**TASK TO COMPLETE**
Reproduce the full listing that appears beneath this instruction exactly.

** START OF MATERIAL FOR THE TASK **

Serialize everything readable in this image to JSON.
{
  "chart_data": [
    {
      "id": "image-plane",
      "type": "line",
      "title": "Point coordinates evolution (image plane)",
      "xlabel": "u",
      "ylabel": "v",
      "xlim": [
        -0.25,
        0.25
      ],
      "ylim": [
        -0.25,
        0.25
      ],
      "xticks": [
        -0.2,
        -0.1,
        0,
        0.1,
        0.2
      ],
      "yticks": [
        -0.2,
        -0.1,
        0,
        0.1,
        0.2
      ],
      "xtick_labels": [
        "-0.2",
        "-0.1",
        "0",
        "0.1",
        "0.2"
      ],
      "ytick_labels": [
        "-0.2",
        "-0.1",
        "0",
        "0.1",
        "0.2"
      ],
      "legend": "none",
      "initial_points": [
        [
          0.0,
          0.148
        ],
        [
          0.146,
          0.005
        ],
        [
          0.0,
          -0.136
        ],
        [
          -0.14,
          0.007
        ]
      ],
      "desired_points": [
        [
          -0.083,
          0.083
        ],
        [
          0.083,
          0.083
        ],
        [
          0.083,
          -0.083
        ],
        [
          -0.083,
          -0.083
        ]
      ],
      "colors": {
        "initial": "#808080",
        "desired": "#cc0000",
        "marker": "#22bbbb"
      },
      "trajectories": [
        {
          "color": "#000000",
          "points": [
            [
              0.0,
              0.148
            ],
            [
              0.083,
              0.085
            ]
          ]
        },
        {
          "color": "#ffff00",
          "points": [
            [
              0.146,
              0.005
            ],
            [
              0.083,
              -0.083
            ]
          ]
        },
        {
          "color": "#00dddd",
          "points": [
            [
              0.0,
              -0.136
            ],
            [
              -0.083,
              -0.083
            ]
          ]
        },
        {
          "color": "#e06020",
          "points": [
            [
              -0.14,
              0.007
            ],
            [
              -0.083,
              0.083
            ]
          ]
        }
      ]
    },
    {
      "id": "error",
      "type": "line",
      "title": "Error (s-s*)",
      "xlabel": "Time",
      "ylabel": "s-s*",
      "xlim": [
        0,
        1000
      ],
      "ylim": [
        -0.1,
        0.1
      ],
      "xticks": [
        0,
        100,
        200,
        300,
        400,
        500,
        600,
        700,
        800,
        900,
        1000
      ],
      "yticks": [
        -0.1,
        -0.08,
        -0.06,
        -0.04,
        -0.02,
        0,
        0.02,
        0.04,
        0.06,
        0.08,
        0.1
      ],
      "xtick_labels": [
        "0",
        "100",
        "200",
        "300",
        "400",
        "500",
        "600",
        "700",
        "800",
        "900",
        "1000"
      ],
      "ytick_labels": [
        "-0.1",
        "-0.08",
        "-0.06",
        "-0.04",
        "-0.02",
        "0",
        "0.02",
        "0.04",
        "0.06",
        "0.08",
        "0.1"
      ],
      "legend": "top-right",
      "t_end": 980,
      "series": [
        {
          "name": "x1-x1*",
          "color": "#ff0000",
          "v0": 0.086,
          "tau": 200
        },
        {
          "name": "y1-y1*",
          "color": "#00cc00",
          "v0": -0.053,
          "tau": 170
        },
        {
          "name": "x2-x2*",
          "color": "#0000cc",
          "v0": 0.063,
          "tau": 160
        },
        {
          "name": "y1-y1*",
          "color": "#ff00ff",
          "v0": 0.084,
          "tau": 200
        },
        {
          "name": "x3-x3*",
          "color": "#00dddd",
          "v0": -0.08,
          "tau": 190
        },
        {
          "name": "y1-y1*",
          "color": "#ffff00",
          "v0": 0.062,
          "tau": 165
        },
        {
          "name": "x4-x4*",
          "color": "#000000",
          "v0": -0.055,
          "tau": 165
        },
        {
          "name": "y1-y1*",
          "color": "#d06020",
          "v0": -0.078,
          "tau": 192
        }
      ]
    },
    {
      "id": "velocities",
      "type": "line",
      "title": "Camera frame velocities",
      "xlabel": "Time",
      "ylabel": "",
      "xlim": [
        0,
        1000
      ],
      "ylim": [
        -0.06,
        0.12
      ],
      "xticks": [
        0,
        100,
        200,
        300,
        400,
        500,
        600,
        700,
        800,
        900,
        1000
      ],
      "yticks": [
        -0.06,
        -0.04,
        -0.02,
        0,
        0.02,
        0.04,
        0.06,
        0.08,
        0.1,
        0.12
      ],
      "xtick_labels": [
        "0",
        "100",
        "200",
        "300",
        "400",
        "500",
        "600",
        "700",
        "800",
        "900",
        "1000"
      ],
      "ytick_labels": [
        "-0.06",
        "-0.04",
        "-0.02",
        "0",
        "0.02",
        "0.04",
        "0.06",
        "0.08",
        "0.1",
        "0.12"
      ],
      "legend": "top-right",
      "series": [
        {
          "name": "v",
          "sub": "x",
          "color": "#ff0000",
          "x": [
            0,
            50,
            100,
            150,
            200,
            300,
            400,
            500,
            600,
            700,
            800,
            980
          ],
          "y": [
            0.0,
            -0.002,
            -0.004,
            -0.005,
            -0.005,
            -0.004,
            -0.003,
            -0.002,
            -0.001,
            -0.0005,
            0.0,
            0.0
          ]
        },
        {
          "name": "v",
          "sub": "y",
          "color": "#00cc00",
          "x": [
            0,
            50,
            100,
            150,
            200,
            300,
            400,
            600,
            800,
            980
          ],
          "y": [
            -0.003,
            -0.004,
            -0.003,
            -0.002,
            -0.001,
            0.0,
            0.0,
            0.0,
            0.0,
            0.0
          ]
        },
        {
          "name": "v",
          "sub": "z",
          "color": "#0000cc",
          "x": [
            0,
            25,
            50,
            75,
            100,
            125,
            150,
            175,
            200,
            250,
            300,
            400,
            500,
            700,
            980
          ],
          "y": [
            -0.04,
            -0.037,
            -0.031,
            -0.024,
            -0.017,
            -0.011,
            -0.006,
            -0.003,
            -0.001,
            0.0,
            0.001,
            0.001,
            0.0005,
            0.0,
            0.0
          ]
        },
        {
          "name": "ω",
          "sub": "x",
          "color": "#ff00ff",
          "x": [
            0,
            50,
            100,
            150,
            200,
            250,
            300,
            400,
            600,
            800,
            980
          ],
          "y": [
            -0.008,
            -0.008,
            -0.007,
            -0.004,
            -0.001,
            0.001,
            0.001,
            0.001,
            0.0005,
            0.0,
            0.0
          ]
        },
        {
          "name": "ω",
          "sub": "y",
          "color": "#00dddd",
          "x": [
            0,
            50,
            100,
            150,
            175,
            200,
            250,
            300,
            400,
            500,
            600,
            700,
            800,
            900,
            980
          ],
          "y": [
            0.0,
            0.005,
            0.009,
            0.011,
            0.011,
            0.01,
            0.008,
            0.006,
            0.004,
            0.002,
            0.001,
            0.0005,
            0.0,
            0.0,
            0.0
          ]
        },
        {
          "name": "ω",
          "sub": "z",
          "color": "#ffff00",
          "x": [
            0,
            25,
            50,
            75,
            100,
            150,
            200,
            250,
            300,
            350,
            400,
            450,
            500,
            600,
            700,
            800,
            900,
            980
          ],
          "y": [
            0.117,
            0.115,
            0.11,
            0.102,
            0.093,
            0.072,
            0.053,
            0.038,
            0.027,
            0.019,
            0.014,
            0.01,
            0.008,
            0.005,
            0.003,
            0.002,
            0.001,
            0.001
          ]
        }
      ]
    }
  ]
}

** END OF MATERIAL FOR THE TASK **

**REPLY**
Serialize everything readable in this image to JSON.
{
  "chart_data": [
    {
      "id": "image-plane",
      "type": "line",
      "title": "Point coordinates evolution (image plane)",
      "xlabel": "u",
      "ylabel": "v",
      "xlim": [
        -0.25,
        0.25
      ],
      "ylim": [
        -0.25,
        0.25
      ],
      "xticks": [
        -0.2,
        -0.1,
        0,
        0.1,
        0.2
      ],
      "yticks": [
        -0.2,
        -0.1,
        0,
        0.1,
        0.2
      ],
      "xtick_labels": [
        "-0.2",
        "-0.1",
        "0",
        "0.1",
        "0.2"
      ],
      "ytick_labels": [
        "-0.2",
        "-0.1",
        "0",
        "0.1",
        "0.2"
      ],
      "legend": "none",
      "initial_points": [
        [
          0.0,
          0.148
        ],
        [
          0.146,
          0.005
        ],
        [
          0.0,
          -0.136
        ],
        [
          -0.14,
          0.007
        ]
      ],
      "desired_points": [
        [
          -0.083,
          0.083
        ],
        [
          0.083,
          0.083
        ],
        [
          0.083,
          -0.083
        ],
        [
          -0.083,
          -0.083
        ]
      ],
      "colors": {
        "initial": "#808080",
        "desired": "#cc0000",
        "marker": "#22bbbb"
      },
      "trajectories": [
        {
          "color": "#000000",
          "points": [
            [
              0.0,
              0.148
            ],
            [
              0.083,
              0.085
            ]
          ]
        },
        {
          "color": "#ffff00",
          "points": [
            [
              0.146,
              0.005
            ],
            [
              0.083,
              -0.083
            ]
          ]
        },
        {
          "color": "#00dddd",
          "points": [
            [
              0.0,
              -0.136
            ],
            [
              -0.083,
              -0.083
            ]
          ]
        },
        {
          "color": "#e06020",
          "points": [
            [
              -0.14,
              0.007
            ],
            [
              -0.083,
              0.083
            ]
          ]
        }
      ]
    },
    {
      "id": "error",
      "type": "line",
      "title": "Error (s-s*)",
      "xlabel": "Time",
      "ylabel": "s-s*",
      "xlim": [
        0,
        1000
      ],
      "ylim": [
        -0.1,
        0.1
      ],
      "xticks": [
        0,
        100,
        200,
        300,
        400,
        500,
        600,
        700,
        800,
        900,
        1000
      ],
      "yticks": [
        -0.1,
        -0.08,
        -0.06,
        -0.04,
        -0.02,
        0,
        0.02,
        0.04,
        0.06,
        0.08,
        0.1
      ],
      "xtick_labels": [
        "0",
        "100",
        "200",
        "300",
        "400",
        "500",
        "600",
        "700",
        "800",
        "900",
        "1000"
      ],
      "ytick_labels": [
        "-0.1",
        "-0.08",
        "-0.06",
        "-0.04",
        "-0.02",
        "0",
        "0.02",
        "0.04",
        "0.06",
        "0.08",
        "0.1"
      ],
      "legend": "top-right",
      "t_end": 980,
      "series": [
        {
          "name": "x1-x1*",
          "color": "#ff0000",
          "v0": 0.086,
          "tau": 200
        },
        {
          "name": "y1-y1*",
          "color": "#00cc00",
          "v0": -0.053,
          "tau": 170
        },
        {
          "name": "x2-x2*",
          "color": "#0000cc",
          "v0": 0.063,
          "tau": 160
        },
        {
          "name": "y1-y1*",
          "color": "#ff00ff",
          "v0": 0.084,
          "tau": 200
        },
        {
          "name": "x3-x3*",
          "color": "#00dddd",
          "v0": -0.08,
          "tau": 190
        },
        {
          "name": "y1-y1*",
          "color": "#ffff00",
          "v0": 0.062,
          "tau": 165
        },
        {
          "name": "x4-x4*",
          "color": "#000000",
          "v0": -0.055,
          "tau": 165
        },
        {
          "name": "y1-y1*",
          "color": "#d06020",
          "v0": -0.078,
          "tau": 192
        }
      ]
    },
    {
      "id": "velocities",
      "type": "line",
      "title": "Camera frame velocities",
      "xlabel": "Time",
      "ylabel": "",
      "xlim": [
        0,
        1000
      ],
      "ylim": [
        -0.06,
        0.12
      ],
      "xticks": [
        0,
        100,
        200,
        300,
        400,
        500,
        600,
        700,
        800,
        900,
        1000
      ],
      "yticks": [
        -0.06,
        -0.04,
        -0.02,
        0,
        0.02,
        0.04,
        0.06,
        0.08,
        0.1,
        0.12
      ],
      "xtick_labels": [
        "0",
        "100",
        "200",
        "300",
        "400",
        "500",
        "600",
        "700",
        "800",
        "900",
        "1000"
      ],
      "ytick_labels": [
        "-0.06",
        "-0.04",
        "-0.02",
        "0",
        "0.02",
        "0.04",
        "0.06",
        "0.08",
        "0.1",
        "0.12"
      ],
      "legend": "top-right",
      "series": [
        {
          "name": "v",
          "sub": "x",
          "color": "#ff0000",
          "x": [
            0,
            50,
            100,
            150,
            200,
            300,
            400,
            500,
            600,
            700,
            800,
            980
          ],
          "y": [
            0.0,
            -0.002,
            -0.004,
            -0.005,
            -0.005,
            -0.004,
            -0.003,
            -0.002,
            -0.001,
            -0.0005,
            0.0,
            0.0
          ]
        },
        {
          "name": "v",
          "sub": "y",
          "color": "#00cc00",
          "x": [
            0,
            50,
            100,
            150,
            200,
            300,
            400,
            600,
            800,
            980
          ],
          "y": [
            -0.003,
            -0.004,
            -0.003,
            -0.002,
            -0.001,
            0.0,
            0.0,
            0.0,
            0.0,
            0.0
          ]
        },
        {
          "name": "v",
          "sub": "z",
          "color": "#0000cc",
          "x": [
            0,
            25,
            50,
            75,
            100,
            125,
            150,
            175,
            200,
            250,
            300,
            400,
            500,
            700,
            980
          ],
          "y": [
            -0.04,
            -0.037,
            -0.031,
            -0.024,
            -0.017,
            -0.011,
            -0.006,
            -0.003,
            -0.001,
            0.0,
            0.001,
            0.001,
            0.0005,
            0.0,
            0.0
          ]
        },
        {
          "name": "ω",
          "sub": "x",
          "color": "#ff00ff",
          "x": [
            0,
            50,
            100,
            150,
            200,
            250,
            300,
            400,
            600,
            800,
            980
          ],
          "y": [
            -0.008,
            -0.008,
            -0.007,
            -0.004,
            -0.001,
            0.001,
            0.001,
            0.001,
            0.0005,
            0.0,
            0.0
          ]
        },
        {
          "name": "ω",
          "sub": "y",
          "color": "#00dddd",
          "x": [
            0,
            50,
            100,
            150,
            175,
            200,
            250,
            300,
            400,
            500,
            600,
            700,
            800,
            900,
            980
          ],
          "y": [
            0.0,
            0.005,
            0.009,
            0.011,
            0.011,
            0.01,
            0.008,
            0.006,
            0.004,
            0.002,
            0.001,
            0.0005,
            0.0,
            0.0,
            0.0
          ]
        },
        {
          "name": "ω",
          "sub": "z",
          "color": "#ffff00",
          "x": [
            0,
            25,
            50,
            75,
            100,
            150,
            200,
            250,
            300,
            350,
            400,
            450,
            500,
            600,
            700,
            800,
            900,
            980
          ],
          "y": [
            0.117,
            0.115,
            0.11,
            0.102,
            0.093,
            0.072,
            0.053,
            0.038,
            0.027,
            0.019,
            0.014,
            0.01,
            0.008,
            0.005,
            0.003,
            0.002,
            0.001,
            0.001
          ]
        }
      ]
    }
  ]
}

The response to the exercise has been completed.